Aim of the exercise: Every line of the material is to be repeated exactly as it stands.

══════════

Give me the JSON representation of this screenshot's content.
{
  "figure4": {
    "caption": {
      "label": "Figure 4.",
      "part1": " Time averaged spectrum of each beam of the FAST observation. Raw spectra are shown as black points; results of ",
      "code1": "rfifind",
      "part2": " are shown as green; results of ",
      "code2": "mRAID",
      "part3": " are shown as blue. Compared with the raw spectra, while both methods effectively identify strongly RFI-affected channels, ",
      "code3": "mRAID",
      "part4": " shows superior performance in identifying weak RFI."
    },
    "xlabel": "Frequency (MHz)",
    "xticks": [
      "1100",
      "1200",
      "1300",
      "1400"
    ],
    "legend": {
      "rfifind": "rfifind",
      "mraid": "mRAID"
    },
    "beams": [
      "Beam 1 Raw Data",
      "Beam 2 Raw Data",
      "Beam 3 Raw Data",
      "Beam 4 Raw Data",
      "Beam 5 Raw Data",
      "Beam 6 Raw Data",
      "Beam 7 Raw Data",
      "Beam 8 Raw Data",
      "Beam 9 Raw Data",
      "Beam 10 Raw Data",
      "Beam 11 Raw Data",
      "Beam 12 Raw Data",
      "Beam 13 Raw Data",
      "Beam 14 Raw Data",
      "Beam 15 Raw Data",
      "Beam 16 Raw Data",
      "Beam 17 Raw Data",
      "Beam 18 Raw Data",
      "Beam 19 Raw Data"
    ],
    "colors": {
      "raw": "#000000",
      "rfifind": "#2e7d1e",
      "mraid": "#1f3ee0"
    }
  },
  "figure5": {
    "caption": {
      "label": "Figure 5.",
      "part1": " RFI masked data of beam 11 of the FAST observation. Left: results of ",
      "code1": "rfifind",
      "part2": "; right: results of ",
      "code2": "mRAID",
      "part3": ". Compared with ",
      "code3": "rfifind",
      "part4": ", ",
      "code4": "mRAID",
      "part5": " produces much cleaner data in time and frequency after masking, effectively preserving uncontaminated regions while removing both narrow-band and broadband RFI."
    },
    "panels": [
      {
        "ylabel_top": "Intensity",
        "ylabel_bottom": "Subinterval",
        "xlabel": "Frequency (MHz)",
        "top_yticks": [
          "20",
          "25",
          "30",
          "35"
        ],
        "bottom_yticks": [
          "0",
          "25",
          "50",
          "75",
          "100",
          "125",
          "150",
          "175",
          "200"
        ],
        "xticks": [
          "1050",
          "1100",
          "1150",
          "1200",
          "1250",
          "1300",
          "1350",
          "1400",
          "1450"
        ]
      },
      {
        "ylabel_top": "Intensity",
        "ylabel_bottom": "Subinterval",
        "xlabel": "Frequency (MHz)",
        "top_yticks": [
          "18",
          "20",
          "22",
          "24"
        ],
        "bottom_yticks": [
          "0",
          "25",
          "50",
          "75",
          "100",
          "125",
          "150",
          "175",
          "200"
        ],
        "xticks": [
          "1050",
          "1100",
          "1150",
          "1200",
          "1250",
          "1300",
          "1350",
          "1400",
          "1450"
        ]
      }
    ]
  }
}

══════════

Full solution:
Give me the JSON representation of this screenshot's content.
{
  "figure4": {
    "caption": {
      "label": "Figure 4.",
      "part1": " Time averaged spectrum of each beam of the FAST observation. Raw spectra are shown as black points; results of ",
      "code1": "rfifind",
      "part2": " are shown as green; results of ",
      "code2": "mRAID",
      "part3": " are shown as blue. Compared with the raw spectra, while both methods effectively identify strongly RFI-affected channels, ",
      "code3": "mRAID",
      "part4": " shows superior performance in identifying weak RFI."
    },
    "xlabel": "Frequency (MHz)",
    "xticks": [
      "1100",
      "1200",
      "1300",
      "1400"
    ],
    "legend": {
      "rfifind": "rfifind",
      "mraid": "mRAID"
    },
    "beams": [
      "Beam 1 Raw Data",
      "Beam 2 Raw Data",
      "Beam 3 Raw Data",
      "Beam 4 Raw Data",
      "Beam 5 Raw Data",
      "Beam 6 Raw Data",
      "Beam 7 Raw Data",
      "Beam 8 Raw Data",
      "Beam 9 Raw Data",
      "Beam 10 Raw Data",
      "Beam 11 Raw Data",
      "Beam 12 Raw Data",
      "Beam 13 Raw Data",
      "Beam 14 Raw Data",
      "Beam 15 Raw Data",
      "Beam 16 Raw Data",
      "Beam 17 Raw Data",
      "Beam 18 Raw Data",
      "Beam 19 Raw Data"
    ],
    "colors": {
      "raw": "#000000",
      "rfifind": "#2e7d1e",
      "mraid": "#1f3ee0"
    }
  },
  "figure5": {
    "caption": {
      "label": "Figure 5.",
      "part1": " RFI masked data of beam 11 of the FAST observation. Left: results of ",
      "code1": "rfifind",
      "part2": "; right: results of ",
      "code2": "mRAID",
      "part3": ". Compared with ",
      "code3": "rfifind",
      "part4": ", ",
      "code4": "mRAID",
      "part5": " produces much cleaner data in time and frequency after masking, effectively preserving uncontaminated regions while removing both narrow-band and broadband RFI."
    },
    "panels": [
      {
        "ylabel_top": "Intensity",
        "ylabel_bottom": "Subinterval",
        "xlabel": "Frequency (MHz)",
        "top_yticks": [
          "20",
          "25",
          "30",
          "35"
        ],
        "bottom_yticks": [
          "0",
          "25",
          "50",
          "75",
          "100",
          "125",
          "150",
          "175",
          "200"
        ],
        "xticks": [
          "1050",
          "1100",
          "1150",
          "1200",
          "1250",
          "1300",
          "1350",
          "1400",
          "1450"
        ]
      },
      {
        "ylabel_top": "Intensity",
        "ylabel_bottom": "Subinterval",
        "xlabel": "Frequency (MHz)",
        "top_yticks": [
          "18",
          "20",
          "22",
          "24"
        ],
        "bottom_yticks": [
          "0",
          "25",
          "50",
          "75",
          "100",
          "125",
          "150",
          "175",
          "200"
        ],
        "xticks": [
          "1050",
          "1100",
          "1150",
          "1200",
          "1250",
          "1300",
          "1350",
          "1400",
          "1450"
        ]
      }
    ]
  }
}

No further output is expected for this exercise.